_Provided entries_
▶
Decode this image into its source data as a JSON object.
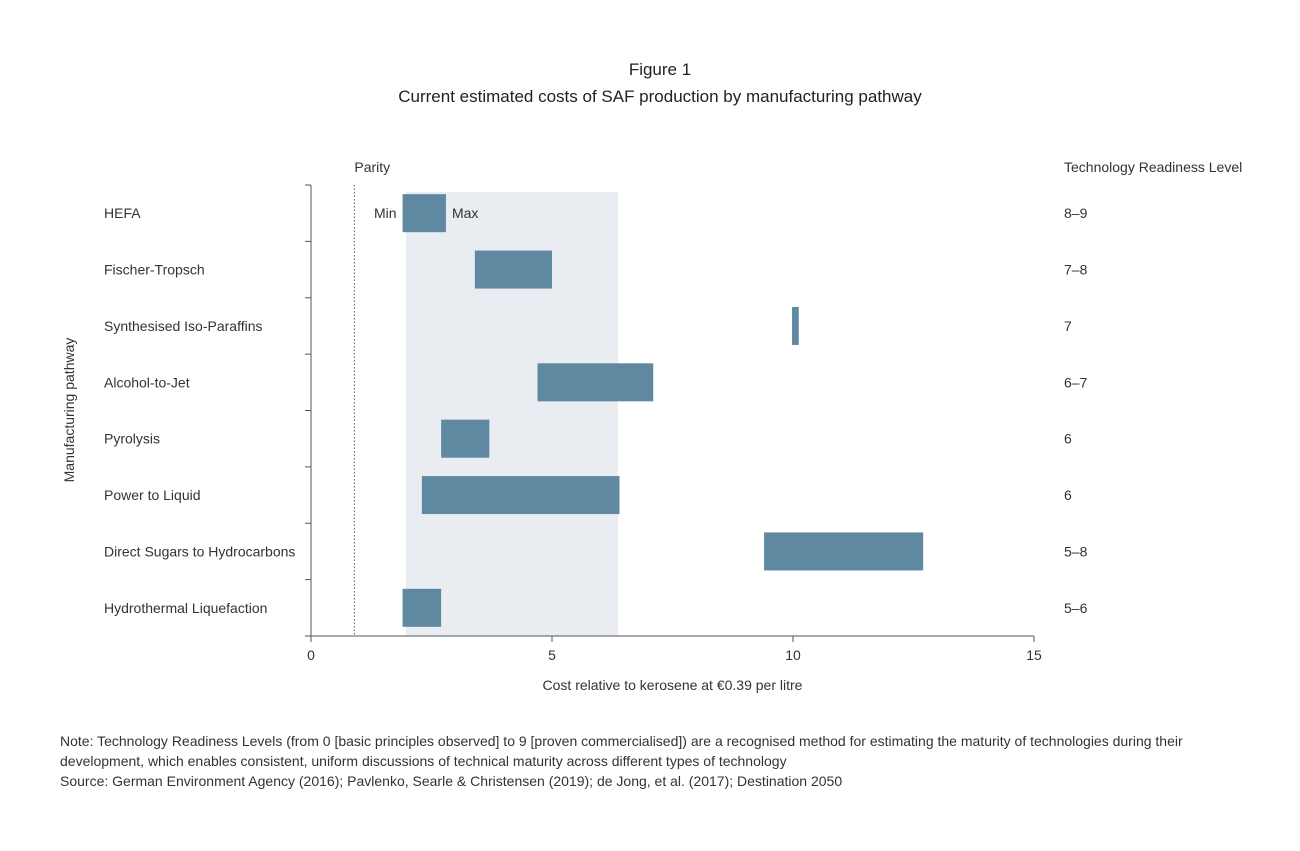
{
  "figure_label": "Figure 1",
  "title": "Current estimated costs of SAF production by manufacturing pathway",
  "note": "Note: Technology Readiness Levels (from 0 [basic principles observed] to 9 [proven commercialised]) are a recognised method for estimating the maturity of technologies during their development, which enables consistent, uniform discussions of technical maturity across different types of technology",
  "source": "Source: German Environment Agency (2016); Pavlenko, Searle & Christensen (2019); de Jong, et al. (2017); Destination 2050",
  "chart_data": {
    "type": "bar",
    "orientation": "horizontal-range",
    "xlabel": "Cost relative to kerosene at €0.39 per litre",
    "ylabel": "Manufacturing pathway",
    "xlim": [
      0,
      15
    ],
    "xticks": [
      0,
      5,
      10,
      15
    ],
    "grid": false,
    "bar_color": "#5f88a1",
    "band_color": "#e9ecf1",
    "parity": {
      "label": "Parity",
      "value": 0.9
    },
    "shaded_band": [
      1.97,
      6.37
    ],
    "min_label": "Min",
    "max_label": "Max",
    "trl_header": "Technology Readiness Level",
    "categories": [
      "HEFA",
      "Fischer-Tropsch",
      "Synthesised Iso-Paraffins",
      "Alcohol-to-Jet",
      "Pyrolysis",
      "Power to Liquid",
      "Direct Sugars to Hydrocarbons",
      "Hydrothermal Liquefaction"
    ],
    "min": [
      1.9,
      3.4,
      9.98,
      4.7,
      2.7,
      2.3,
      9.4,
      1.9
    ],
    "max": [
      2.8,
      5.0,
      10.12,
      7.1,
      3.7,
      6.4,
      12.7,
      2.7
    ],
    "trl": [
      "8–9",
      "7–8",
      "7",
      "6–7",
      "6",
      "6",
      "5–8",
      "5–6"
    ]
  }
}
◀
_What is being asked_
From the entries above, extract every line where the word "source" appears.

_Written solution_
Decode this image into its source data as a JSON object.
  "source": "Source: German Environment Agency (2016); Pavlenko, Searle & Christensen (2019); de Jong, et al. (2017); Destination 2050",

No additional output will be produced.